## Exercise objective
Output the full material exactly as it appears here.

[begin Data shown]

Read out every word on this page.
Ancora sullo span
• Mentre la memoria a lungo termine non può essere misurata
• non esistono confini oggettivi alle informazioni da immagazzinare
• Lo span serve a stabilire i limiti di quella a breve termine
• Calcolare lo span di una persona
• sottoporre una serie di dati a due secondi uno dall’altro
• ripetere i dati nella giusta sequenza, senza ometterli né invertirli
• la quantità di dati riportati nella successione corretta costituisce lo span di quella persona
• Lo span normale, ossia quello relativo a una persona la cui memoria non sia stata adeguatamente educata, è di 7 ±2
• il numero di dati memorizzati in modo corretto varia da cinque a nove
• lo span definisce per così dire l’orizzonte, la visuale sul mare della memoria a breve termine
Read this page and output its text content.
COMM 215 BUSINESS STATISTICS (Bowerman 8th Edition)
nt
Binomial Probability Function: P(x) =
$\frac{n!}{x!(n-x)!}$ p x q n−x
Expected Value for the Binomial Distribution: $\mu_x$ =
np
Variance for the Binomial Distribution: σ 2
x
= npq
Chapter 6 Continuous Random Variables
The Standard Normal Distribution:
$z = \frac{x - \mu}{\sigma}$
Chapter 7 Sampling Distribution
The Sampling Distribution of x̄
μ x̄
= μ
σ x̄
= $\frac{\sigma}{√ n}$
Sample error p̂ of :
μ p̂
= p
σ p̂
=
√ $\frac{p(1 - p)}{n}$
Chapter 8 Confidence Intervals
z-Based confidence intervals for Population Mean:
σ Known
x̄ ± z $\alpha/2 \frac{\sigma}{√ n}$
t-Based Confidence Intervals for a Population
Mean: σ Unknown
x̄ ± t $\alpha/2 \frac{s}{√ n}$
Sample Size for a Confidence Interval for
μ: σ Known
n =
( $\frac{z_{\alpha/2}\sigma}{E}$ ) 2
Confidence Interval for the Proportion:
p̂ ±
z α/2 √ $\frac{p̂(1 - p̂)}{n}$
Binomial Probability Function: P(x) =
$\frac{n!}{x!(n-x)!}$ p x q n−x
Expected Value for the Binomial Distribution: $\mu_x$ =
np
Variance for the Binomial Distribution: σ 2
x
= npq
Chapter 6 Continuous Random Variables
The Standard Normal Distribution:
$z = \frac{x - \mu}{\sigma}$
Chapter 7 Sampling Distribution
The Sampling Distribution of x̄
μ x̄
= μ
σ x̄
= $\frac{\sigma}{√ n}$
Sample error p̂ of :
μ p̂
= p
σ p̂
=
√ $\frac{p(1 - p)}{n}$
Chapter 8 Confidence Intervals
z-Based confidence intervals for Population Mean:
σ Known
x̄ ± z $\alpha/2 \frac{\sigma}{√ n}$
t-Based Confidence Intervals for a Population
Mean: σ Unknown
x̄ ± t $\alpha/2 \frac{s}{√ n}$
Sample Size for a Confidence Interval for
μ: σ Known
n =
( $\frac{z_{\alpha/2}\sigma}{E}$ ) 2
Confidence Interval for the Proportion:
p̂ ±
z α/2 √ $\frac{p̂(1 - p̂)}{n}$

[end Data shown]

## Task solution
Read out every word on this page.
Ancora sullo span
• Mentre la memoria a lungo termine non può essere misurata
• non esistono confini oggettivi alle informazioni da immagazzinare
• Lo span serve a stabilire i limiti di quella a breve termine
• Calcolare lo span di una persona
• sottoporre una serie di dati a due secondi uno dall’altro
• ripetere i dati nella giusta sequenza, senza ometterli né invertirli
• la quantità di dati riportati nella successione corretta costituisce lo span di quella persona
• Lo span normale, ossia quello relativo a una persona la cui memoria non sia stata adeguatamente educata, è di 7 ±2
• il numero di dati memorizzati in modo corretto varia da cinque a nove
• lo span definisce per così dire l’orizzonte, la visuale sul mare della memoria a breve termine
Read this page and output its text content.
COMM 215 BUSINESS STATISTICS (Bowerman 8th Edition)
nt
Binomial Probability Function: P(x) =
$\frac{n!}{x!(n-x)!}$ p x q n−x
Expected Value for the Binomial Distribution: $\mu_x$ =
np
Variance for the Binomial Distribution: σ 2
x
= npq
Chapter 6 Continuous Random Variables
The Standard Normal Distribution:
$z = \frac{x - \mu}{\sigma}$
Chapter 7 Sampling Distribution
The Sampling Distribution of x̄
μ x̄
= μ
σ x̄
= $\frac{\sigma}{√ n}$
Sample error p̂ of :
μ p̂
= p
σ p̂
=
√ $\frac{p(1 - p)}{n}$
Chapter 8 Confidence Intervals
z-Based confidence intervals for Population Mean:
σ Known
x̄ ± z $\alpha/2 \frac{\sigma}{√ n}$
t-Based Confidence Intervals for a Population
Mean: σ Unknown
x̄ ± t $\alpha/2 \frac{s}{√ n}$
Sample Size for a Confidence Interval for
μ: σ Known
n =
( $\frac{z_{\alpha/2}\sigma}{E}$ ) 2
Confidence Interval for the Proportion:
p̂ ±
z α/2 √ $\frac{p̂(1 - p̂)}{n}$
Binomial Probability Function: P(x) =
$\frac{n!}{x!(n-x)!}$ p x q n−x
Expected Value for the Binomial Distribution: $\mu_x$ =
np
Variance for the Binomial Distribution: σ 2
x
= npq
Chapter 6 Continuous Random Variables
The Standard Normal Distribution:
$z = \frac{x - \mu}{\sigma}$
Chapter 7 Sampling Distribution
The Sampling Distribution of x̄
μ x̄
= μ
σ x̄
= $\frac{\sigma}{√ n}$
Sample error p̂ of :
μ p̂
= p
σ p̂
=
√ $\frac{p(1 - p)}{n}$
Chapter 8 Confidence Intervals
z-Based confidence intervals for Population Mean:
σ Known
x̄ ± z $\alpha/2 \frac{\sigma}{√ n}$
t-Based Confidence Intervals for a Population
Mean: σ Unknown
x̄ ± t $\alpha/2 \frac{s}{√ n}$
Sample Size for a Confidence Interval for
μ: σ Known
n =
( $\frac{z_{\alpha/2}\sigma}{E}$ ) 2
Confidence Interval for the Proportion:
p̂ ±
z α/2 √ $\frac{p̂(1 - p̂)}{n}$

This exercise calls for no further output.